[Stored data]
--- Begin ---

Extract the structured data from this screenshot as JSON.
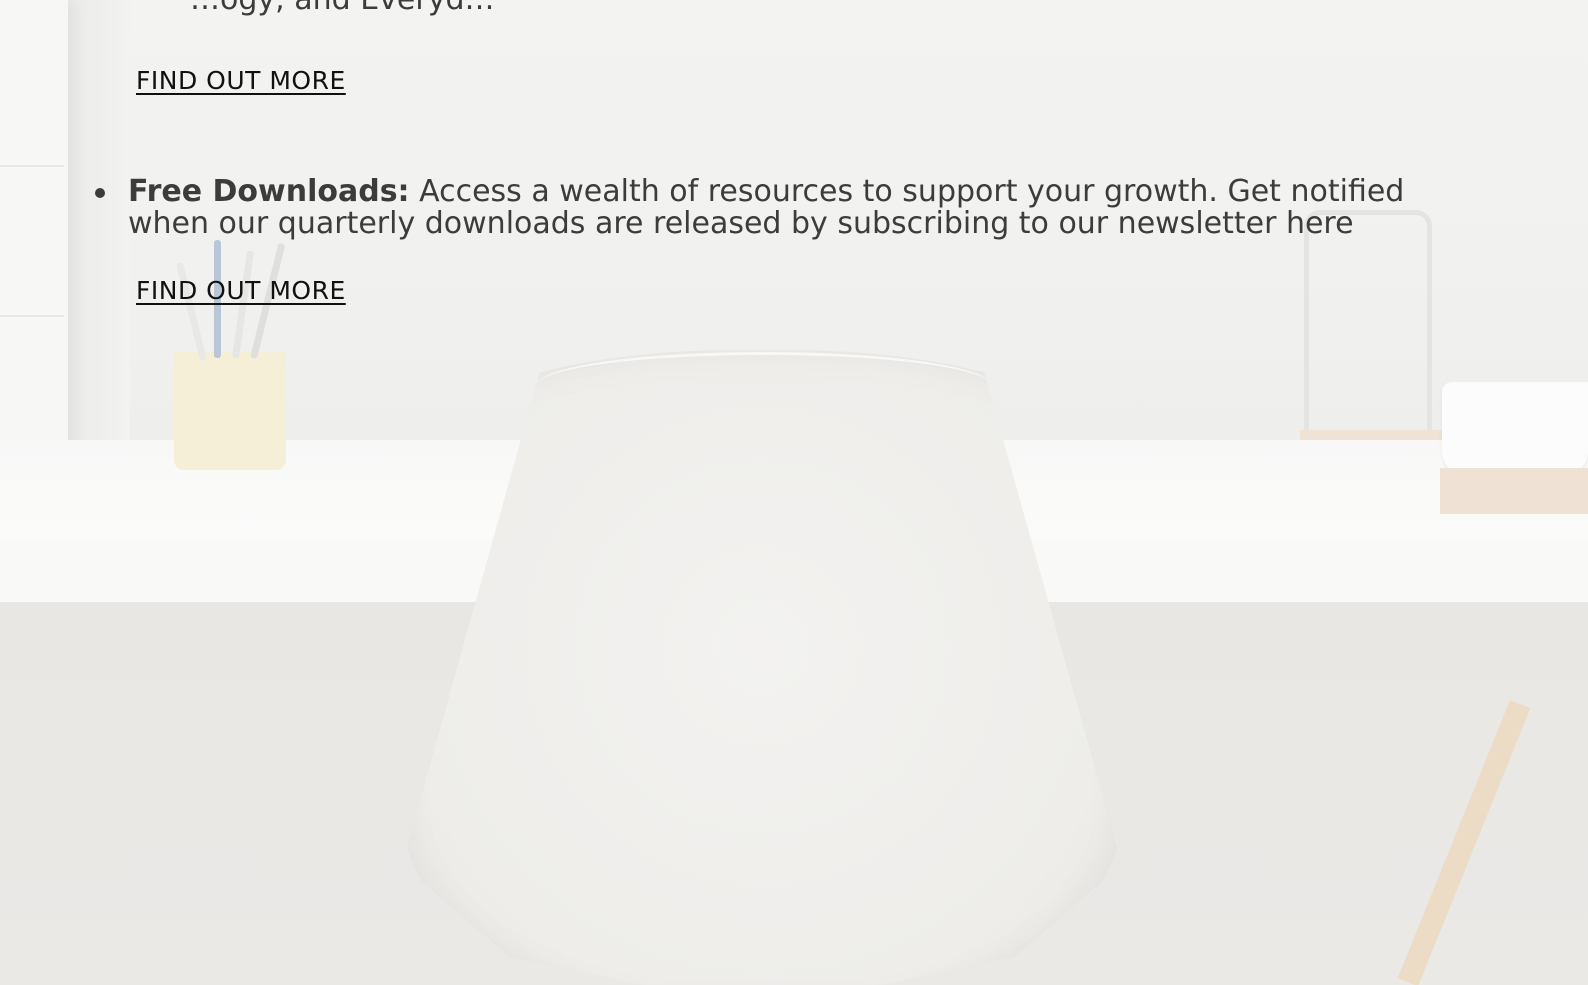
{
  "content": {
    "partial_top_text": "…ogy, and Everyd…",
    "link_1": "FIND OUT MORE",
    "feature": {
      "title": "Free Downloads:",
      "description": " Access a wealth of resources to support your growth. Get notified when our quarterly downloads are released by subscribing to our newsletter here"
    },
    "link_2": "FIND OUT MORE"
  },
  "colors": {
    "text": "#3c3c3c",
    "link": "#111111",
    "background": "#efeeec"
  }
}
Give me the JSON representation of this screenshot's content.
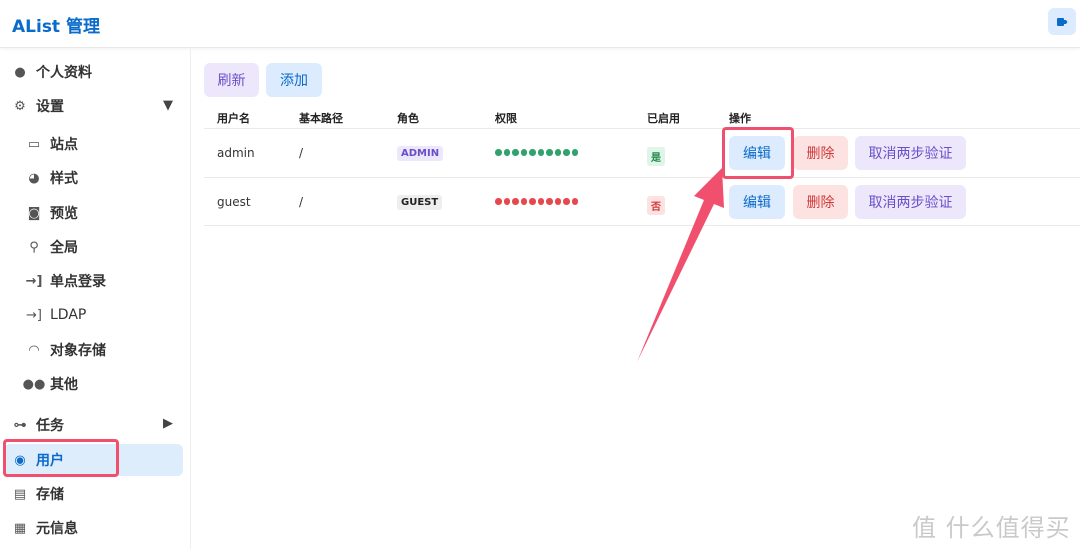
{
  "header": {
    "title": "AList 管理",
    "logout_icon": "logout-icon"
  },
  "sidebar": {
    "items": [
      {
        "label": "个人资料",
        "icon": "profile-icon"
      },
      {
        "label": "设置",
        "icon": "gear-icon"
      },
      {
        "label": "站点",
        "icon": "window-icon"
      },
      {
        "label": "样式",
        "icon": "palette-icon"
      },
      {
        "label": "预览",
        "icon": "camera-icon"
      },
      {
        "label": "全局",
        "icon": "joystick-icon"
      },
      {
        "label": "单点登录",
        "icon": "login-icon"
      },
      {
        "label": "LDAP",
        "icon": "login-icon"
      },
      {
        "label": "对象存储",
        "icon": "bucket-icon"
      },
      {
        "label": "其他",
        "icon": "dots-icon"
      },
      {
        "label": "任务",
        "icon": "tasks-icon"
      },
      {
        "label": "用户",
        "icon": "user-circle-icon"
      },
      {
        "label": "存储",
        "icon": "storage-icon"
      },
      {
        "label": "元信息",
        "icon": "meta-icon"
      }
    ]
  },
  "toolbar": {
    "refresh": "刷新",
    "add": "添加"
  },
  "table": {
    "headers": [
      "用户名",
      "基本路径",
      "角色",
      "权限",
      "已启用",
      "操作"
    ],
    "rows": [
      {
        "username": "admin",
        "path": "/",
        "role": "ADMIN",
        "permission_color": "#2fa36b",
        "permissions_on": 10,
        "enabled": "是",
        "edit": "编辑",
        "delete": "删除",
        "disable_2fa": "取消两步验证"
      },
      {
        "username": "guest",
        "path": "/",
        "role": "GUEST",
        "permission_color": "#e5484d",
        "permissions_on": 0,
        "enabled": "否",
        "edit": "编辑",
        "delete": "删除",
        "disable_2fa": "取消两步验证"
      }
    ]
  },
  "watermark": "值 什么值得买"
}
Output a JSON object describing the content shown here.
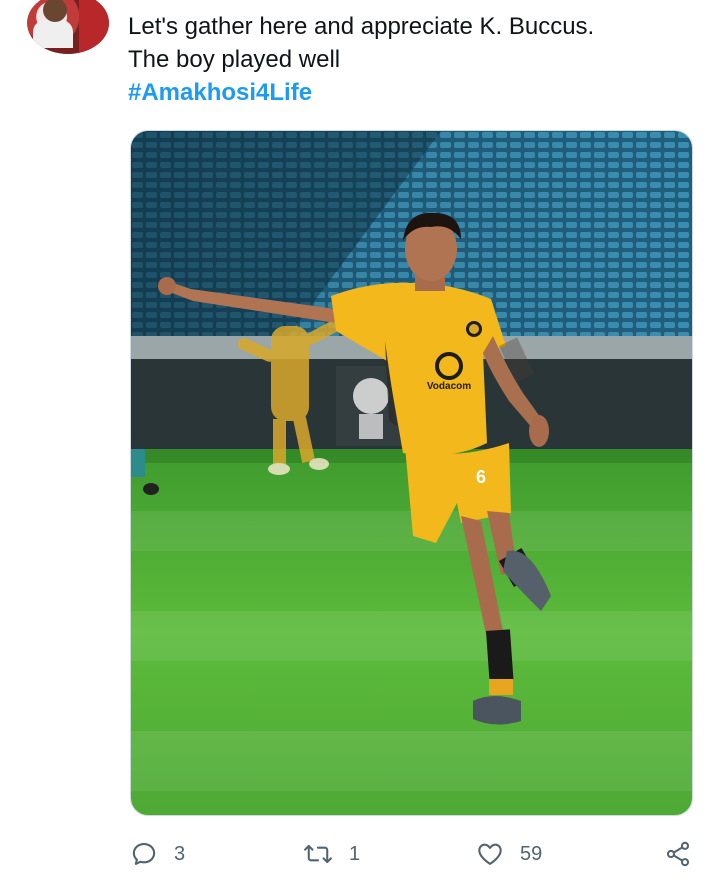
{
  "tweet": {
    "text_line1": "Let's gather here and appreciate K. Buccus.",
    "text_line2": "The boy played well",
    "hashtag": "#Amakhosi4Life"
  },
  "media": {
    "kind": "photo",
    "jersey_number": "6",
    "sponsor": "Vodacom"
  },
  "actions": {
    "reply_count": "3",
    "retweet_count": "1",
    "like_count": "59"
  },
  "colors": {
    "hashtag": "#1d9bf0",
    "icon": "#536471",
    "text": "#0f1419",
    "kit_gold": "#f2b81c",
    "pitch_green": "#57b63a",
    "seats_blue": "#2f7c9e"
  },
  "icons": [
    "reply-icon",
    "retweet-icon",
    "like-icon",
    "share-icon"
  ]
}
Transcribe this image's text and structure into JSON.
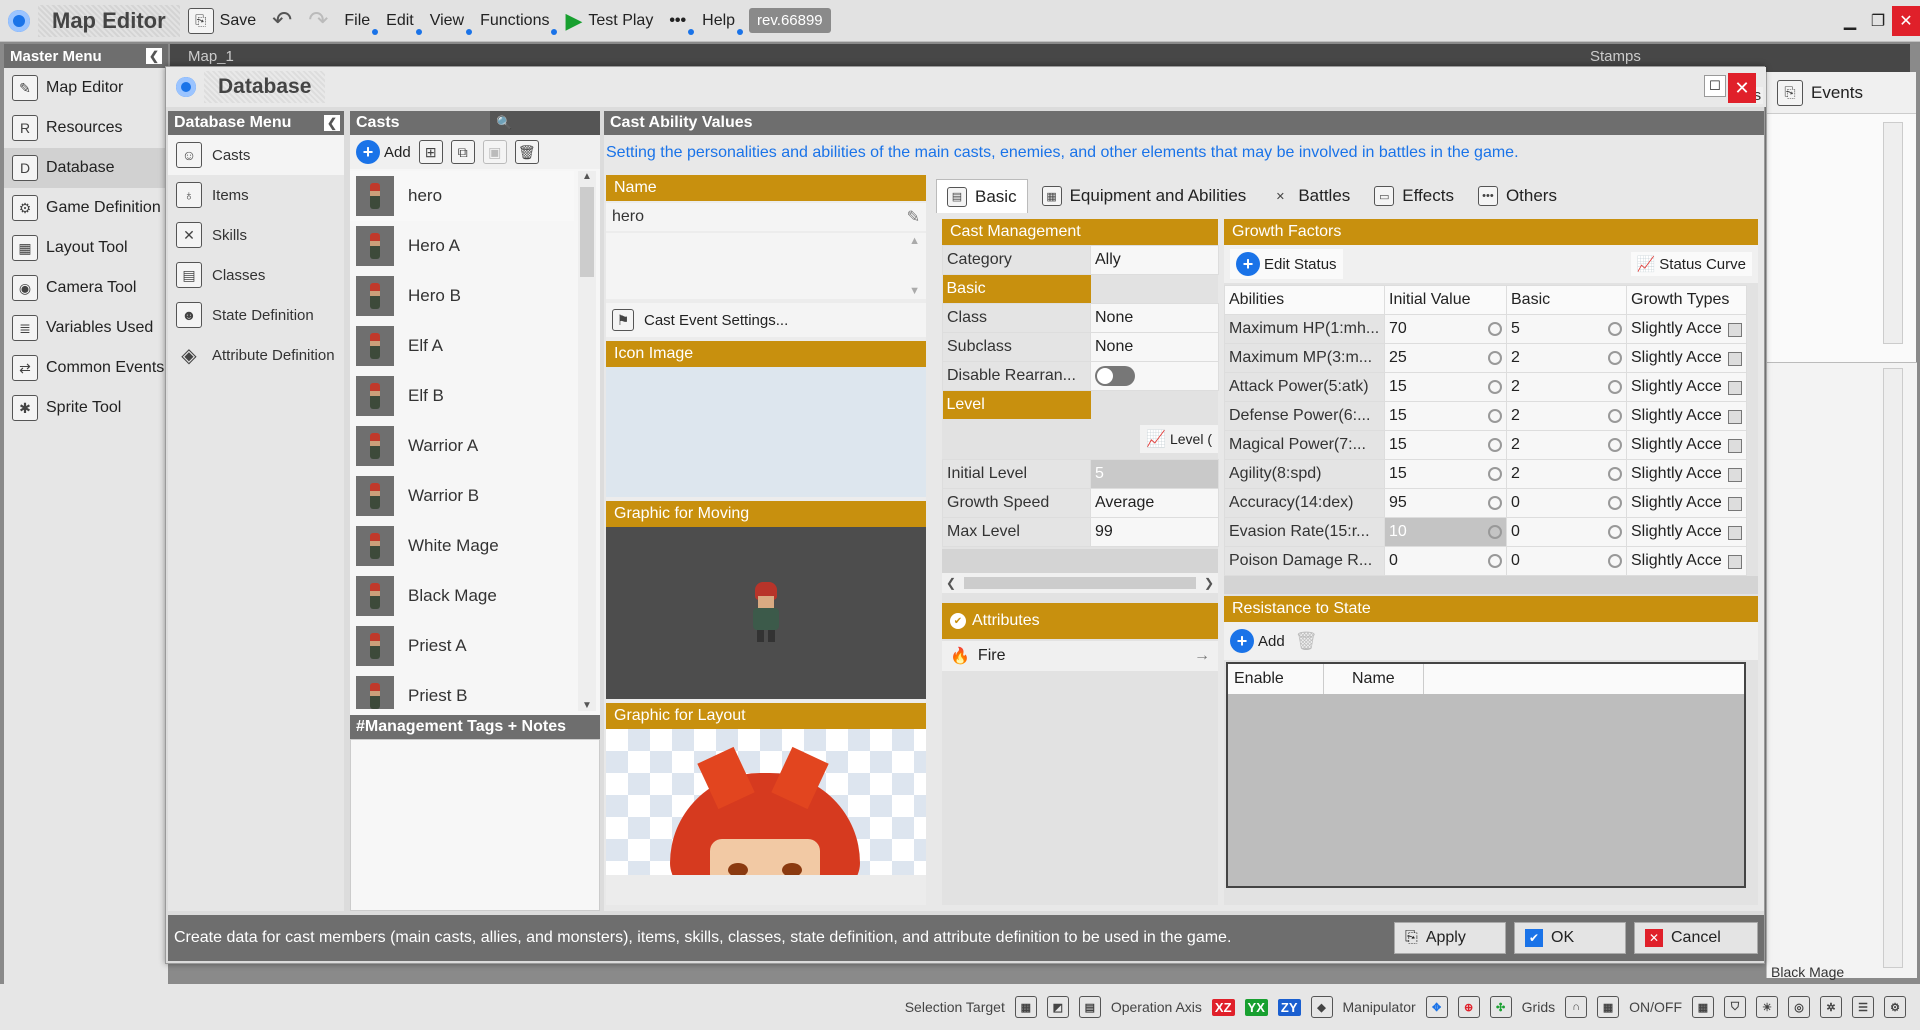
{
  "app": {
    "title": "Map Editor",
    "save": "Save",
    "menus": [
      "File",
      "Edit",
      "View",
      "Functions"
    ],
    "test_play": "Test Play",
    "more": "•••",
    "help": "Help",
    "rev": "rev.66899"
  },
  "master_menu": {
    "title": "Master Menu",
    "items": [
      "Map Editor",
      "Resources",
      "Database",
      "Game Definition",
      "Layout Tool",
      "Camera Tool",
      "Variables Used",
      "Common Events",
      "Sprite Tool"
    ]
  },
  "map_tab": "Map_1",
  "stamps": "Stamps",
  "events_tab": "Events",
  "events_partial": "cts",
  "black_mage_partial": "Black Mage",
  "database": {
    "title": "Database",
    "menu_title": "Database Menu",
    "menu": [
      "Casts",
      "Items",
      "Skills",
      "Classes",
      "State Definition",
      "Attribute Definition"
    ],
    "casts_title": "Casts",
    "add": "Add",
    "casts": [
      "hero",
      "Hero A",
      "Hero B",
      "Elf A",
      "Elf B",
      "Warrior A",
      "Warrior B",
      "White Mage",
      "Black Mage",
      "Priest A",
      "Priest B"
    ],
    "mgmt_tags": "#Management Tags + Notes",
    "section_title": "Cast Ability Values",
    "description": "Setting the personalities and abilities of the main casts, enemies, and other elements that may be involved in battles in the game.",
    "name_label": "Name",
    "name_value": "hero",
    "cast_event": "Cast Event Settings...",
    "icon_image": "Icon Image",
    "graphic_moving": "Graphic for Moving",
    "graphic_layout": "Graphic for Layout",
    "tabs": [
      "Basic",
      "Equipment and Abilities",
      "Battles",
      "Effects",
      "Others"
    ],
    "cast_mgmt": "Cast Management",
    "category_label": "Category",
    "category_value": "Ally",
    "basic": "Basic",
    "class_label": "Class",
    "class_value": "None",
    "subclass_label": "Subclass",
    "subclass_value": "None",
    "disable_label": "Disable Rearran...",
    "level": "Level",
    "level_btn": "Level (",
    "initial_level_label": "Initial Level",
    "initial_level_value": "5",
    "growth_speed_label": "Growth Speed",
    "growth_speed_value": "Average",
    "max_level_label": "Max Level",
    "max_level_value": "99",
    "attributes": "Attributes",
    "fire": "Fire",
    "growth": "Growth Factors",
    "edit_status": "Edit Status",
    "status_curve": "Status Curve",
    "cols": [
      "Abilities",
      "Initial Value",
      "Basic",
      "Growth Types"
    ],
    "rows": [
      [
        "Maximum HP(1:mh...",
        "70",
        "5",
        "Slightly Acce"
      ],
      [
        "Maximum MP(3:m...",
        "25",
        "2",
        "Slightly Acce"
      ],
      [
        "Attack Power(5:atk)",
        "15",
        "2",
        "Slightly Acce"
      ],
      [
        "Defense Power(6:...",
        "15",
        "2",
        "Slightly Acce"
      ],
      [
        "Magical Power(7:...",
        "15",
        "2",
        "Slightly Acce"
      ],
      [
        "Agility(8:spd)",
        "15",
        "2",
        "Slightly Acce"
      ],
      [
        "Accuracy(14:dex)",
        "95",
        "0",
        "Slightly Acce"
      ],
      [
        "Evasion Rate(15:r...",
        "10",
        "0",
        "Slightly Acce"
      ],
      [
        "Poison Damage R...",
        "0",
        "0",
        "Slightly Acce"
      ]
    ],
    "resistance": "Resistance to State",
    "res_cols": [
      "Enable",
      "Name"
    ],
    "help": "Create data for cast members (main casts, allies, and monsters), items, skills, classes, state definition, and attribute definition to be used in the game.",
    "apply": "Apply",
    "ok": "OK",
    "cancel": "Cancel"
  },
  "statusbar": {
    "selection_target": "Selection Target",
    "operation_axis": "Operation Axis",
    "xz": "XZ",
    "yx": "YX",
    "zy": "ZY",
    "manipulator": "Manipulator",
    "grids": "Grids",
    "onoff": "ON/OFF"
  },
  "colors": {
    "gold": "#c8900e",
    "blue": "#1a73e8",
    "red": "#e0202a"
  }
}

--- End ---

* Problem
In the entries above, identify each line that includes the string "Graphic", then copy it.

* Exercise result
    "graphic_moving": "Graphic for Moving",
    "graphic_layout": "Graphic for Layout",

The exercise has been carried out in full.